Você não tinha amigos na adolescência? Eu fazia parte de um grupo de quatro meninos nerds. Deixei as meninas de lado; elas andavam de minissaias e cabelos penteados – a conversa era chata. Com eles era mais divertido. Nunca gostei de escola. Eu era enorme, me sentia diferente e sempre me achei muito feia.

O que aconteceu quando a escola terminou? Disse à minha mãe que queria ser cozinheira. Com 18 anos tive meu primeiro emprego. Ela pagava US$ 100 por mês para que me deixassem trabalhar em um restaurante que servia fondue e raclete.

O Rubaiyat foi seu primeiro emprego no Brasil. Como foi trabalhar lá? As únicas mulheres além de mim eram a faxineira e cinco garçonetes uruguaias superbonitas que o Francis Mallmann trouxe como enfeite. Elas foram embora dias depois, porque não conseguiram lidar com a mão dos clientes e dos garçons na bunda delas.  

Como você começou a trabalhar com Francis Mallmann? Minha mãe era a advogada de Francis. Foi ela quem sugeriu que eu levasse um currículo. Profissionalmente, adoro, admiro e sinto saudades do Francis. Mas, pessoalmente, o nível de arrogância dele é difícil. A única coisa que lhe importa é seu próprio umbigo.

Quem você mais admira na cozinha hoje? Ignacio Mattos, um uruguaio chef em Nova York. Não conheço ninguém que cozinhe como ele.

E no Brasil? Não tenho conhecimento de alguém que realmente me surpreenda na cozinha brasileira. A cozinha brasileira tomou os ingredientes locais como tendência. Você gosta deles? Gosto de comer os ingredientes brasileiros. Porém, não gosto de comida pretensiosa, usar o tucupi só porque é tendência. Não preciso de gelatina de tucupi.

Por que você decidiu ficar no Brasil? Quando meu contrato terminou com o Rubaiyat, a Argentina passava por uma crise econômica muito séria. Meus pais já eram falecidos [a mãe faleceu em um acidente em 1999]. Queria abrir o meu próprio restaurante e achei que São Paulo podia ser um bom lugar. Vendi a casa da minha mãe, o carro e investi todo o dinheiro para conseguir o visto de investidora estrangeira: US$ 160 mil. Com isso, abri o Julia Cocina, que deu errado por divergências entre os sócios. Passei oito meses chorando. Viajei pela América Latina e, na volta, abri o Arturito.

● MATERIAL DO EXERCÍCIO:
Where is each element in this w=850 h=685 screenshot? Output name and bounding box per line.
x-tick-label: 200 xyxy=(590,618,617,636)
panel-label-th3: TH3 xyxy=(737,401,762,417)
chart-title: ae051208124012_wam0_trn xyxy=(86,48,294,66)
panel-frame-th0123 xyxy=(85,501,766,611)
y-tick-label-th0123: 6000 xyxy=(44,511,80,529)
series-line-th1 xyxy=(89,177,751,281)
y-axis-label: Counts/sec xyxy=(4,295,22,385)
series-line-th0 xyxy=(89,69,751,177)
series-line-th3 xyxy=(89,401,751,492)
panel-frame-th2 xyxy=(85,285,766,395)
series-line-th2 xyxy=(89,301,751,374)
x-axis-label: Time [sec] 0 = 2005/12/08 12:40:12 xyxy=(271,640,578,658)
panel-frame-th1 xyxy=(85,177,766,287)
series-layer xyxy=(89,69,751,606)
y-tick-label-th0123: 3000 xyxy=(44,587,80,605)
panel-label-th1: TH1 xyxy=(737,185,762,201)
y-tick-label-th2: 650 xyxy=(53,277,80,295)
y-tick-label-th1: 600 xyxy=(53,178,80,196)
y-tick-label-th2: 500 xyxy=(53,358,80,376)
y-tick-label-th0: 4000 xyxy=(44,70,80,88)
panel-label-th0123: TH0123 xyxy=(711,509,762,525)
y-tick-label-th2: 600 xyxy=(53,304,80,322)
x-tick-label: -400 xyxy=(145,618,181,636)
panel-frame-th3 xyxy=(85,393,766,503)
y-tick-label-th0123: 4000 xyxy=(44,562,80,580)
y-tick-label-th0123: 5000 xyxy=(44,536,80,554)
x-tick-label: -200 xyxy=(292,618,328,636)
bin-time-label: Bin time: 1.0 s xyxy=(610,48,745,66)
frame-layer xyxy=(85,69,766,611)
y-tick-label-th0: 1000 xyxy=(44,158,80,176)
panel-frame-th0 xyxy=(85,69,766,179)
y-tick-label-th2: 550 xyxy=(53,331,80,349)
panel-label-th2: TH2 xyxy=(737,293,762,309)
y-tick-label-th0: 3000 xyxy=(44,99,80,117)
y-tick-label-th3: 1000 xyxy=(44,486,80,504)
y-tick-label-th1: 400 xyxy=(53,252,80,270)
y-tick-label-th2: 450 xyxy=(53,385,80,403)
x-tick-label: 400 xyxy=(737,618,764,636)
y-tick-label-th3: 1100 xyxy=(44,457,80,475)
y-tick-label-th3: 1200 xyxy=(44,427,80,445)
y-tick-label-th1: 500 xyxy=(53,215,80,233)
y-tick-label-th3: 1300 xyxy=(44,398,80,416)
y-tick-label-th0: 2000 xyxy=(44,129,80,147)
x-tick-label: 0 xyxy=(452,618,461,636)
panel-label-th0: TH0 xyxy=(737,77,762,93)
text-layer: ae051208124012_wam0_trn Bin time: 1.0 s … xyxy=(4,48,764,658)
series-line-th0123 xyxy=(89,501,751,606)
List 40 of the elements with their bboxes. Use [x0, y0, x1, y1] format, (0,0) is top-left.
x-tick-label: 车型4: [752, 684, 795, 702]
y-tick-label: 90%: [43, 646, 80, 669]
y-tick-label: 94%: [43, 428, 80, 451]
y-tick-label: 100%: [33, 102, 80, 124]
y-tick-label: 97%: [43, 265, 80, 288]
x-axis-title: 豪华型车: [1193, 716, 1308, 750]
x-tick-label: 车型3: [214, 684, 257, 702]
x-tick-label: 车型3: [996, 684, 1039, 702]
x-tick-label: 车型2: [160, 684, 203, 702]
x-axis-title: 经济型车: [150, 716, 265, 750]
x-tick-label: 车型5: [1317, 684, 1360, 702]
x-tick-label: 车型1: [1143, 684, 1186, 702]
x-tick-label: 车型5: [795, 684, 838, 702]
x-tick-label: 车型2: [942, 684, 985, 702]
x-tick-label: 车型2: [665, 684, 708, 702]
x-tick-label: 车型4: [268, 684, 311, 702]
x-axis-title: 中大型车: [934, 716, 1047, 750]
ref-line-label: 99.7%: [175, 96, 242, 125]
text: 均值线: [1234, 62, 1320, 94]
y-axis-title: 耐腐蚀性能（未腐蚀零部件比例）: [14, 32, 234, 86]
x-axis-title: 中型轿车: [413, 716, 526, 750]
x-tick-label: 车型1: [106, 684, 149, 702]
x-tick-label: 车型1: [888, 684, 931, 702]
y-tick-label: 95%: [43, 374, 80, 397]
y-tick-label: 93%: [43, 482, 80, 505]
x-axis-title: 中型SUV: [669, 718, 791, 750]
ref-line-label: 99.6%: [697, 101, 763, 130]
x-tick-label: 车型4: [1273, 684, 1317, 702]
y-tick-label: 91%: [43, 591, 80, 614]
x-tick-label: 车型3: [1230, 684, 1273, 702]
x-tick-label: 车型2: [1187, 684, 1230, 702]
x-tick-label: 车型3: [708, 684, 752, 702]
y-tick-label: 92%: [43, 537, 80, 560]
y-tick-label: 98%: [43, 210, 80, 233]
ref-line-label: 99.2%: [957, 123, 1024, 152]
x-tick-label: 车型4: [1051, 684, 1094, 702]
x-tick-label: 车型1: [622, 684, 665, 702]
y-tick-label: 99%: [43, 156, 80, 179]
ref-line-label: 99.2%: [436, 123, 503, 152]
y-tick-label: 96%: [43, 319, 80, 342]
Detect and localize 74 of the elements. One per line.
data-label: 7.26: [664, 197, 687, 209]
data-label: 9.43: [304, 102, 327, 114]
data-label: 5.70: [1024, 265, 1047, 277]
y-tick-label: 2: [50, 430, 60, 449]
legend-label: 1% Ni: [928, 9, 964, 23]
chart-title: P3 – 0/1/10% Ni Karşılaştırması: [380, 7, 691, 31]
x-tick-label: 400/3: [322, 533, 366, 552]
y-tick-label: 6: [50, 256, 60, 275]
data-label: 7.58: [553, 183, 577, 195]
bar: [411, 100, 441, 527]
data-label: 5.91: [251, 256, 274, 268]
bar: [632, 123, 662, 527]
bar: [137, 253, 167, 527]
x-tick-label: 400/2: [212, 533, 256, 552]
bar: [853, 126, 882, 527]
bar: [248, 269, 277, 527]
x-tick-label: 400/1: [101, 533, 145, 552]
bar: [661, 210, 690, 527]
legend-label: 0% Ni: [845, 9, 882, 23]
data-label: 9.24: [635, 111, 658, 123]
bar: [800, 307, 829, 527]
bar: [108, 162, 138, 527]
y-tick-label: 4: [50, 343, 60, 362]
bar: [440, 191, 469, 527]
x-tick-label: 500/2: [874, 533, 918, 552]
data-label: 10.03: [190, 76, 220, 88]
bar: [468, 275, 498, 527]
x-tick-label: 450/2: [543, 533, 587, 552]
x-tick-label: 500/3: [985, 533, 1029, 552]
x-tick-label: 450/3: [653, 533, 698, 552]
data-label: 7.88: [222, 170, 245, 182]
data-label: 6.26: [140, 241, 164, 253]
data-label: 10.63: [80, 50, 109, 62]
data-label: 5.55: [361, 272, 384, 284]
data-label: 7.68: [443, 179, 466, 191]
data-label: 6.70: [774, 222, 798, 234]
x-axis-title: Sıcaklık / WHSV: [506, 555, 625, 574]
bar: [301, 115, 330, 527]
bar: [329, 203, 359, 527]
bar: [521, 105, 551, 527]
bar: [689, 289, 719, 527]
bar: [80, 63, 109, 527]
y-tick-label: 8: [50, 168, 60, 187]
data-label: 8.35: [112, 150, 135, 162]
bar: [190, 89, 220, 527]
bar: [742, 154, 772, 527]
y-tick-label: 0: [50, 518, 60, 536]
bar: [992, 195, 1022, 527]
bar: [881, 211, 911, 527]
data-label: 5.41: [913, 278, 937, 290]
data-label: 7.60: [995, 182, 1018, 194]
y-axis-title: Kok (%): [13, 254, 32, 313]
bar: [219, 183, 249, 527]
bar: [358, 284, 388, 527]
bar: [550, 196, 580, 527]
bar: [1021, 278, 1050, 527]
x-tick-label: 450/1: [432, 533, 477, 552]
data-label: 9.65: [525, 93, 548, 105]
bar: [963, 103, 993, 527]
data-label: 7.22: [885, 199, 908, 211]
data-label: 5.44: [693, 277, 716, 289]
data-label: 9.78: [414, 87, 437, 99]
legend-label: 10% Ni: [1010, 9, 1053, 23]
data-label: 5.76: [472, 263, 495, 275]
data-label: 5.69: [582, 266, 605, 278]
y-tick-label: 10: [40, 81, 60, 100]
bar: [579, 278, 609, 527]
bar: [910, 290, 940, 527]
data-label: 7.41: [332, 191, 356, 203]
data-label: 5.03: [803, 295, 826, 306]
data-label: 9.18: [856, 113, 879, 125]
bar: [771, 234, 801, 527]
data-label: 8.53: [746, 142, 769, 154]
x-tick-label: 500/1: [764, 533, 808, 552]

● INSTRUÇÃO DE TRABALHO: Continue a entrevista sobre a carreira da cozinheira, começando logo após a última frase apresentada.

● RESULTADO:
Qual é a importância do MasterChef? Em um mundo onde tudo é rotulado como gourmet, existe um programa no Brasil em que três chefs reconhecidos dizem: "Gourmet não me interessa". Isso é forte! São três chefs dizendo que seria ótimo se plantássemos nosso próprio alimento. Se tem algo hoje que está em um nível de alerta, é o que estamos comendo e como isso afeta a nós e ao mundo.

Você tem um projeto com pequenos produtores em Parelheiros, no extremo sul de São Paulo. Como funciona? Estamos no começo, mas queremos transformar o lugar num polo de produção orgânica para abastecer os restaurantes de São Paulo.

Como você foi parar na televisão? A empresa dona do formato do MasterChef, Eyeworks, fez um casting com vários chefs. Fizemos entrevistas, gravamos vídeos. Quando o convite apareceu, fiquei reticente. Não ambicionava estar na TV.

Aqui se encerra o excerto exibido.